:: Dataset ::
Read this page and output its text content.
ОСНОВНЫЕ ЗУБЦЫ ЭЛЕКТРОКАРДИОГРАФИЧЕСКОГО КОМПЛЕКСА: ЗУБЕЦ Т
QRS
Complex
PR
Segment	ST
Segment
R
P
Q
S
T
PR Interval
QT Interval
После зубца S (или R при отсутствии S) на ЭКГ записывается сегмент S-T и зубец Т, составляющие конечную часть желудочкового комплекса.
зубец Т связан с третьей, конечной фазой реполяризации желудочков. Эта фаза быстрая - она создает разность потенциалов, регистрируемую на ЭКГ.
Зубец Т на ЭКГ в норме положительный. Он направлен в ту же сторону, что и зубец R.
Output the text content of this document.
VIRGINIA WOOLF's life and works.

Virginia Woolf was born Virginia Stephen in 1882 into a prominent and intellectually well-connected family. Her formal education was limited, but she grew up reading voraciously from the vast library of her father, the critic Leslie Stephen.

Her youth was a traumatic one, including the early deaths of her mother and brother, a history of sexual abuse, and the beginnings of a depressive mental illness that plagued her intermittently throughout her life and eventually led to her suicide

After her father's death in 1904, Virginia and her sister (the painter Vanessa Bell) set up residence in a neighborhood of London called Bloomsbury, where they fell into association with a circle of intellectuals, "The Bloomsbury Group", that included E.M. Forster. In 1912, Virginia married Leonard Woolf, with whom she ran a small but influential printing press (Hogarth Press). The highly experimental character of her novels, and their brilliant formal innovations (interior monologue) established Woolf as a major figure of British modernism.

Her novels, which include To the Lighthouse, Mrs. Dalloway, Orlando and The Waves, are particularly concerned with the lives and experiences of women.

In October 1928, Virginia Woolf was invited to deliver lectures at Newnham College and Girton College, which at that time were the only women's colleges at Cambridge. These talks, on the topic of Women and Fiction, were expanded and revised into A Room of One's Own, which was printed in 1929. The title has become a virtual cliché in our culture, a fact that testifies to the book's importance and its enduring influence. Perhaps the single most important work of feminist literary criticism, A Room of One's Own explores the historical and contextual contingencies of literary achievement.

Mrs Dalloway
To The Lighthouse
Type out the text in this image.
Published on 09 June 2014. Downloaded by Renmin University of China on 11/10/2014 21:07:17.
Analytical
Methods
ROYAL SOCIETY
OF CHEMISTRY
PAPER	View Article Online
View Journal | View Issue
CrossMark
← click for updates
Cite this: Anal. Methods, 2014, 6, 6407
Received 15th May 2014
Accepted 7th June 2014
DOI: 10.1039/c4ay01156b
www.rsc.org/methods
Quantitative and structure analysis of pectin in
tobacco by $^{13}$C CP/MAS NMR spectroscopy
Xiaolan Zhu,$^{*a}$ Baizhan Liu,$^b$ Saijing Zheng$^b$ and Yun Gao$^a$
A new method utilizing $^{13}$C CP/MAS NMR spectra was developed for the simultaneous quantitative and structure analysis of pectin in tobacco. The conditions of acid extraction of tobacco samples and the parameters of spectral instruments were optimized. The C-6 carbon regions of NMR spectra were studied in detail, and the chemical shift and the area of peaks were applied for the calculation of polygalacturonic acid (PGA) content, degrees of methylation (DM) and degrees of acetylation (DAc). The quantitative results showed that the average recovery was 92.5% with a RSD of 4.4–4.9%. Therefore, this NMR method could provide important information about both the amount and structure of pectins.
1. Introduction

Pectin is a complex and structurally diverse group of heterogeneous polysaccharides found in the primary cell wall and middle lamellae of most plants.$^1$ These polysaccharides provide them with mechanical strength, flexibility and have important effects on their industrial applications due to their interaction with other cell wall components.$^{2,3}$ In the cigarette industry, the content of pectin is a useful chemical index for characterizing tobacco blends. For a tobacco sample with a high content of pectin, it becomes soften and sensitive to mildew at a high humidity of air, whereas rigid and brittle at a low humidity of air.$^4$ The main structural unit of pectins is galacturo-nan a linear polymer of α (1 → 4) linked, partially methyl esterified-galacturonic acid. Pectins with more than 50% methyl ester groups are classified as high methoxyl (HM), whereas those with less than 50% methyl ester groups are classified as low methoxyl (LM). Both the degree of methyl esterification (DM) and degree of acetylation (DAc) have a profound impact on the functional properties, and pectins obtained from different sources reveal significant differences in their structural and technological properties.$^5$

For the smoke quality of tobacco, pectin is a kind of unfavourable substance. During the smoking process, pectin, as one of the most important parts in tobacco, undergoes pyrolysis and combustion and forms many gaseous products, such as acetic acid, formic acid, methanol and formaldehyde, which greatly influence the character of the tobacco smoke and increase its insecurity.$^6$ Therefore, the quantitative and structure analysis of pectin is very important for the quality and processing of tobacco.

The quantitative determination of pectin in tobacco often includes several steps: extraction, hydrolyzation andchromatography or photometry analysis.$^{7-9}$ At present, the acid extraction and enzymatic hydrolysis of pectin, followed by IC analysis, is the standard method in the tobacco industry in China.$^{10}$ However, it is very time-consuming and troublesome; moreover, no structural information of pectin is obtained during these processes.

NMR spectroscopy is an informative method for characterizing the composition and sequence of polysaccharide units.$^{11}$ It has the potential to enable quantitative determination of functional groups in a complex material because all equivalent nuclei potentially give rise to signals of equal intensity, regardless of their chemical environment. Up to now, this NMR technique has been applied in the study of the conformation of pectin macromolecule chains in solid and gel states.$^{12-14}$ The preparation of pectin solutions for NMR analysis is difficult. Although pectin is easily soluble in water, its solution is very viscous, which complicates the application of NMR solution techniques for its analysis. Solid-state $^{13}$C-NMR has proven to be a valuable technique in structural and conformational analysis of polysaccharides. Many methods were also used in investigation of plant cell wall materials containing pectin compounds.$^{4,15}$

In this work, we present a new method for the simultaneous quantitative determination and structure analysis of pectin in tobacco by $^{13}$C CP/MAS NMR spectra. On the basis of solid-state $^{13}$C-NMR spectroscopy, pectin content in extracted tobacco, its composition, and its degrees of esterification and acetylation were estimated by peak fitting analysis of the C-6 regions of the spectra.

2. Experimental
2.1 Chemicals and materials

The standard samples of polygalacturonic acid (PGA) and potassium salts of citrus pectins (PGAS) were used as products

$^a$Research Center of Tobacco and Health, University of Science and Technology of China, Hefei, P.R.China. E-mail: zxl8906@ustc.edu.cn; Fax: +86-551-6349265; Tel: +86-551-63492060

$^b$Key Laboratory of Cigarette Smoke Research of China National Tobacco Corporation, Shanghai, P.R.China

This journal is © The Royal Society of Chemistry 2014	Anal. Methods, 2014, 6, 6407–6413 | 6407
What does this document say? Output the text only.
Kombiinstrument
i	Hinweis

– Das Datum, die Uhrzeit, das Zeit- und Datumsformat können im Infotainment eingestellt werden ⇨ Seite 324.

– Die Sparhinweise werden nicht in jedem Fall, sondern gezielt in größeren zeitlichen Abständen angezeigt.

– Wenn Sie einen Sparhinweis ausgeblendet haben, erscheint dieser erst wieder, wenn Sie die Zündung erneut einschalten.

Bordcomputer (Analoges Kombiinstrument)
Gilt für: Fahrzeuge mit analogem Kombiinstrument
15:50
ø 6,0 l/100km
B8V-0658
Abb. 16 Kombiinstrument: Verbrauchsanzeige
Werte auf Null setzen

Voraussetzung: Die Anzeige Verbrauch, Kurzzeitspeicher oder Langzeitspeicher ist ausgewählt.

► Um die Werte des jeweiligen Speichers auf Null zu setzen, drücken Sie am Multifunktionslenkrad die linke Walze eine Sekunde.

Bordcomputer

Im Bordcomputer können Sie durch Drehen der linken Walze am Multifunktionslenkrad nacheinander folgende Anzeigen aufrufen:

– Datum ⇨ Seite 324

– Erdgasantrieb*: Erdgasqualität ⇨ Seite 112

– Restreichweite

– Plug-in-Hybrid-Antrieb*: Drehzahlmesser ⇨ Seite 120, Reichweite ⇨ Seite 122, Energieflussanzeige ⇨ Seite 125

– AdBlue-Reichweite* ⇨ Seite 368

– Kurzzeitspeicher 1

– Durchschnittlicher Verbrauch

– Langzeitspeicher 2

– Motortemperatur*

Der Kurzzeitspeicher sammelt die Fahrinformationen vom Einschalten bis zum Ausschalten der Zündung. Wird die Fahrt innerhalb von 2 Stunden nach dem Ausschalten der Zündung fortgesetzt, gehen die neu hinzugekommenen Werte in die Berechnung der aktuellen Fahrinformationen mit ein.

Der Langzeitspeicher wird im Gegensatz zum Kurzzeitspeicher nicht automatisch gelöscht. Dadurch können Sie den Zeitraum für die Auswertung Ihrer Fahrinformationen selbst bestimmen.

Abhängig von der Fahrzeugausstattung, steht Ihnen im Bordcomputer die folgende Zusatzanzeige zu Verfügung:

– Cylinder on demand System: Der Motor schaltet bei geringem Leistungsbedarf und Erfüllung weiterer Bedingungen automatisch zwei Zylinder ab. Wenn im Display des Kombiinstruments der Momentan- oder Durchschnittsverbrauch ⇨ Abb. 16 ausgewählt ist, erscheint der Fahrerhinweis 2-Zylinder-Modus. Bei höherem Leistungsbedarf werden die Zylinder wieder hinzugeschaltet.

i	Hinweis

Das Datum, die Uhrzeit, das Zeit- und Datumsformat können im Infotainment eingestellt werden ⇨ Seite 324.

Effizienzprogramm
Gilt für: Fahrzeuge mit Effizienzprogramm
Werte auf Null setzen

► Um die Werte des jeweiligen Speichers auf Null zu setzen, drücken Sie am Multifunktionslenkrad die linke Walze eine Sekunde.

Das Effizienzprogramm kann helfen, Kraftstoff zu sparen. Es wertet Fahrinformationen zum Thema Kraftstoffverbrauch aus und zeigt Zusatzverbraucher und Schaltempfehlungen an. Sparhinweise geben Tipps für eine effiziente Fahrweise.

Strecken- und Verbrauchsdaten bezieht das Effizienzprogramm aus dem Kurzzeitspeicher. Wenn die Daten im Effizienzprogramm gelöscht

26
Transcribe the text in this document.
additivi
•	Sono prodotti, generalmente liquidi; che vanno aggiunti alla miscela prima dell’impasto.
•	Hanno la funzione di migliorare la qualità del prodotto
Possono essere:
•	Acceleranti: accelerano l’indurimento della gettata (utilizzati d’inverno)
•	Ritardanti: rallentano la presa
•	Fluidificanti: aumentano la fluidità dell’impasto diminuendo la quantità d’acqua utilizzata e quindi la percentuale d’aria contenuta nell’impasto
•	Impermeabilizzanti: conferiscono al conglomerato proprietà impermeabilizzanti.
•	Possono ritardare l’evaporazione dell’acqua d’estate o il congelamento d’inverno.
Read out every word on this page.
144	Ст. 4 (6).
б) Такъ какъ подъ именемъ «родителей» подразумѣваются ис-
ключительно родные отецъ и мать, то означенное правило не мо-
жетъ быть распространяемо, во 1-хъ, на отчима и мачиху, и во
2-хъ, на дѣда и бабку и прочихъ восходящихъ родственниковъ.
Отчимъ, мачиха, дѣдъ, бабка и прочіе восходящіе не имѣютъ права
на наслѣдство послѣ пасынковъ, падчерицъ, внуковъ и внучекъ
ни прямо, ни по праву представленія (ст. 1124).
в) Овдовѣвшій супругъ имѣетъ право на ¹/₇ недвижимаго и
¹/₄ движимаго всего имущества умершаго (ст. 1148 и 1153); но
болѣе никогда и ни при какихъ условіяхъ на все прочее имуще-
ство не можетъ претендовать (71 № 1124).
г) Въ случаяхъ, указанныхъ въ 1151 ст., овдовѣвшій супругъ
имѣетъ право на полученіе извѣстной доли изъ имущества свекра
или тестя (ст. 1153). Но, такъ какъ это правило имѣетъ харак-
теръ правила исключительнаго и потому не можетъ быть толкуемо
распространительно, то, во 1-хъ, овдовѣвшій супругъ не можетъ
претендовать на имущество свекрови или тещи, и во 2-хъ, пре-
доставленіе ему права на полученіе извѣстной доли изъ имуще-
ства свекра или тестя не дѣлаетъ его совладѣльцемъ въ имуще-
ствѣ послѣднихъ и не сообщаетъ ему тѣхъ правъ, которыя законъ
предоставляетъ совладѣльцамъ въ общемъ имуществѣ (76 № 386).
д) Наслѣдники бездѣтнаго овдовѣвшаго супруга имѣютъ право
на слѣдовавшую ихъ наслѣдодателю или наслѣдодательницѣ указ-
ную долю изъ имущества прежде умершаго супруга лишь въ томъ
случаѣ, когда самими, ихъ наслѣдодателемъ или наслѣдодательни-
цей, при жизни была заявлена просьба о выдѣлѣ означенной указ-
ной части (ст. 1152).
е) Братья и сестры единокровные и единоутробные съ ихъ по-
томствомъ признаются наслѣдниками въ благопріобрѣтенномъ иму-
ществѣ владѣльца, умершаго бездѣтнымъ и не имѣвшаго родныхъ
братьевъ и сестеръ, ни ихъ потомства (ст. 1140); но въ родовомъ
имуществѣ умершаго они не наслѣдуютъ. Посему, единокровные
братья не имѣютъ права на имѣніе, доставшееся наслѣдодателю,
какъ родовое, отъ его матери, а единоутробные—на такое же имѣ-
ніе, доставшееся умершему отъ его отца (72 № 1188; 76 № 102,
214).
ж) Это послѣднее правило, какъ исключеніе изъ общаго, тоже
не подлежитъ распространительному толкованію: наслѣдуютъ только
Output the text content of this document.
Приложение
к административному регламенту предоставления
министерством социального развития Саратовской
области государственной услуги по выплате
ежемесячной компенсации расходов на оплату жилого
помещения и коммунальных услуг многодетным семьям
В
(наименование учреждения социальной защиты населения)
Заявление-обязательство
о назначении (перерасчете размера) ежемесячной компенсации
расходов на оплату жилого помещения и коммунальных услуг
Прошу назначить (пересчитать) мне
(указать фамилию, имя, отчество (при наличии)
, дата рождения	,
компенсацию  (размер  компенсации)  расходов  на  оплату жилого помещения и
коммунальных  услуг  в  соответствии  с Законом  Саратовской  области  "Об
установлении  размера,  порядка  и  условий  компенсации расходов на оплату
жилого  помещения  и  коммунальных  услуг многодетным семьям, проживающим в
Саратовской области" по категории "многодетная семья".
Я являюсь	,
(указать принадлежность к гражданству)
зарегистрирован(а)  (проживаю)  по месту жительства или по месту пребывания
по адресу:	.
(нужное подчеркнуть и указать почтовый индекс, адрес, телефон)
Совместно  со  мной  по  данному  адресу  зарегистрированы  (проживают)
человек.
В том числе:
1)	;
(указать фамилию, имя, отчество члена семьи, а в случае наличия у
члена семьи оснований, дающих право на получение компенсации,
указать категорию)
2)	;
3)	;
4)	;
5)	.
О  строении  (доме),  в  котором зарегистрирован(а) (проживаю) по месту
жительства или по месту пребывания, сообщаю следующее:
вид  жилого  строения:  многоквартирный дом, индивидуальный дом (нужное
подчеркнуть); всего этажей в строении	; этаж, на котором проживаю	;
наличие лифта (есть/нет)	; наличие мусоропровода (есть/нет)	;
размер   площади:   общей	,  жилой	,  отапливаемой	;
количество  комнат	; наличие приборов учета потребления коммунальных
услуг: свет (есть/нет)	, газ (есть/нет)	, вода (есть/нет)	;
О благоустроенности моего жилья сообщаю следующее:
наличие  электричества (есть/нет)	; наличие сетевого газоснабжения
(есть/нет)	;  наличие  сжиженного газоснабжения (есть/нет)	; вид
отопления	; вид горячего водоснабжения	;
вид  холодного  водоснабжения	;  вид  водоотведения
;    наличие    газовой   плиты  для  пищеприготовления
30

:: Exercise directions ::
Go through the records above and copy every line with the word "samples".

:: The answer ::
A new method utilizing $^{13}$C CP/MAS NMR spectra was developed for the simultaneous quantitative and structure analysis of pectin in tobacco. The conditions of acid extraction of tobacco samples and the parameters of spectral instruments were optimized. The C-6 carbon regions of NMR spectra were studied in detail, and the chemical shift and the area of peaks were applied for the calculation of polygalacturonic acid (PGA) content, degrees of methylation (DM) and degrees of acetylation (DAc). The quantitative results showed that the average recovery was 92.5% with a RSD of 4.4–4.9%. Therefore, this NMR method could provide important information about both the amount and structure of pectins.
The standard samples of polygalacturonic acid (PGA) and potassium salts of citrus pectins (PGAS) were used as products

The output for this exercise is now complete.